* Start Items *

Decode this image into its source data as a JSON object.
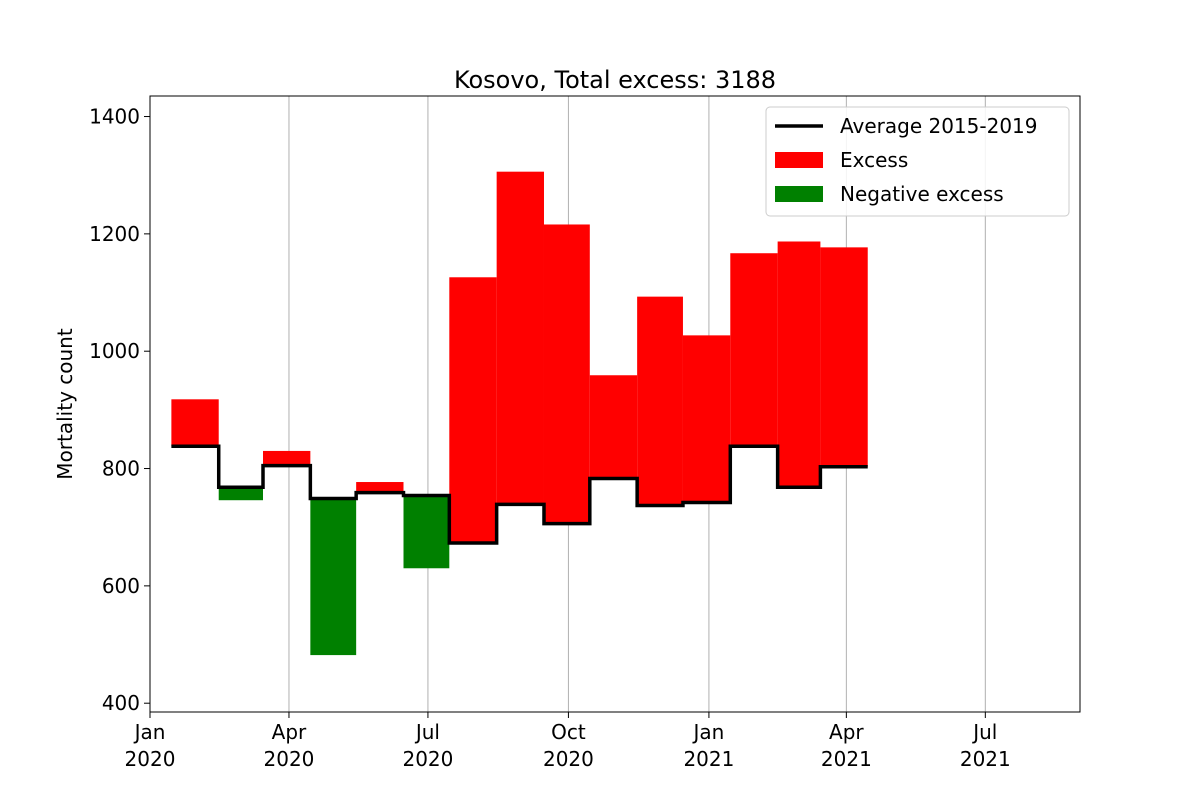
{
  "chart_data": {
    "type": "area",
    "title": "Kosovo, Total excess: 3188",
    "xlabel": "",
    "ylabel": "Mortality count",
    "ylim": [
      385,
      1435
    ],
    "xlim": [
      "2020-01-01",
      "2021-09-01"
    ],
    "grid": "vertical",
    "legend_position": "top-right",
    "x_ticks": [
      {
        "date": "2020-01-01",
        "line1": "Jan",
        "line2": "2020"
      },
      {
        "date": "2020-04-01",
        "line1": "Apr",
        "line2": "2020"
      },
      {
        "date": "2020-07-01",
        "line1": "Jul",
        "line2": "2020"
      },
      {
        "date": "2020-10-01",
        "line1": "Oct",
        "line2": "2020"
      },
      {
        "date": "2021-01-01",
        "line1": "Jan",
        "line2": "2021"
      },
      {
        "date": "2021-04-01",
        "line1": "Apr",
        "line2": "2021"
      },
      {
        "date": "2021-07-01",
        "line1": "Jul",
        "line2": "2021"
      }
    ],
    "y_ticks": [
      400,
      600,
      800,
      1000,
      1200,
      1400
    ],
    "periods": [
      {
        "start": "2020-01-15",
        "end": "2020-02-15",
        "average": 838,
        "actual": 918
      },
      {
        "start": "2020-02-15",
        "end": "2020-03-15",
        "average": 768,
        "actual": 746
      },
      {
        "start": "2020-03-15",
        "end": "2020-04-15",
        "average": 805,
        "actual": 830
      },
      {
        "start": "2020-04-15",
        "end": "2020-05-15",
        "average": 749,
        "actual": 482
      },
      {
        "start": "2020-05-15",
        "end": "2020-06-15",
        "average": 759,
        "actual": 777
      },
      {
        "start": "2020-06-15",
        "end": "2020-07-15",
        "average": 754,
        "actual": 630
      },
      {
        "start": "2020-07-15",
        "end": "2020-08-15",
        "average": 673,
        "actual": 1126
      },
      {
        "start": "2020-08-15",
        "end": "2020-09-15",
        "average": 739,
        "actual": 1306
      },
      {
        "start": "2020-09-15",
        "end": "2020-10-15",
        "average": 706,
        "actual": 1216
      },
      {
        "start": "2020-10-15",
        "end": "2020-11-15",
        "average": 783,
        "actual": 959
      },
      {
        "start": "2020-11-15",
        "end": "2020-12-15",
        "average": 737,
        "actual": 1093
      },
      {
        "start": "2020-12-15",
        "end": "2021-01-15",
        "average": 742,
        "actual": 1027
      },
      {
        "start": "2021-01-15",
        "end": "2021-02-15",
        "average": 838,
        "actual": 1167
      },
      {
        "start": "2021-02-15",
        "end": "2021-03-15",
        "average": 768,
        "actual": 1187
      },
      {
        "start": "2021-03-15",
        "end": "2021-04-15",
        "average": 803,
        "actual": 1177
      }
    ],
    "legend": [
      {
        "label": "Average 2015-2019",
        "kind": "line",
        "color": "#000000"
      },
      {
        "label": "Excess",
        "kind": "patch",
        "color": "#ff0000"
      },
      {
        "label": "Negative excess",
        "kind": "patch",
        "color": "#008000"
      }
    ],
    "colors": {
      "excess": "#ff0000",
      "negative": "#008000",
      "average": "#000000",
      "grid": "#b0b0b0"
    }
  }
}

* End Items *

Short problem:
Using the listing above, list every line in which the string "date" occurs.

Problem solution:
        "date": "2020-01-01",
        "date": "2020-04-01",
        "date": "2020-07-01",
        "date": "2020-10-01",
        "date": "2021-01-01",
        "date": "2021-04-01",
        "date": "2021-07-01",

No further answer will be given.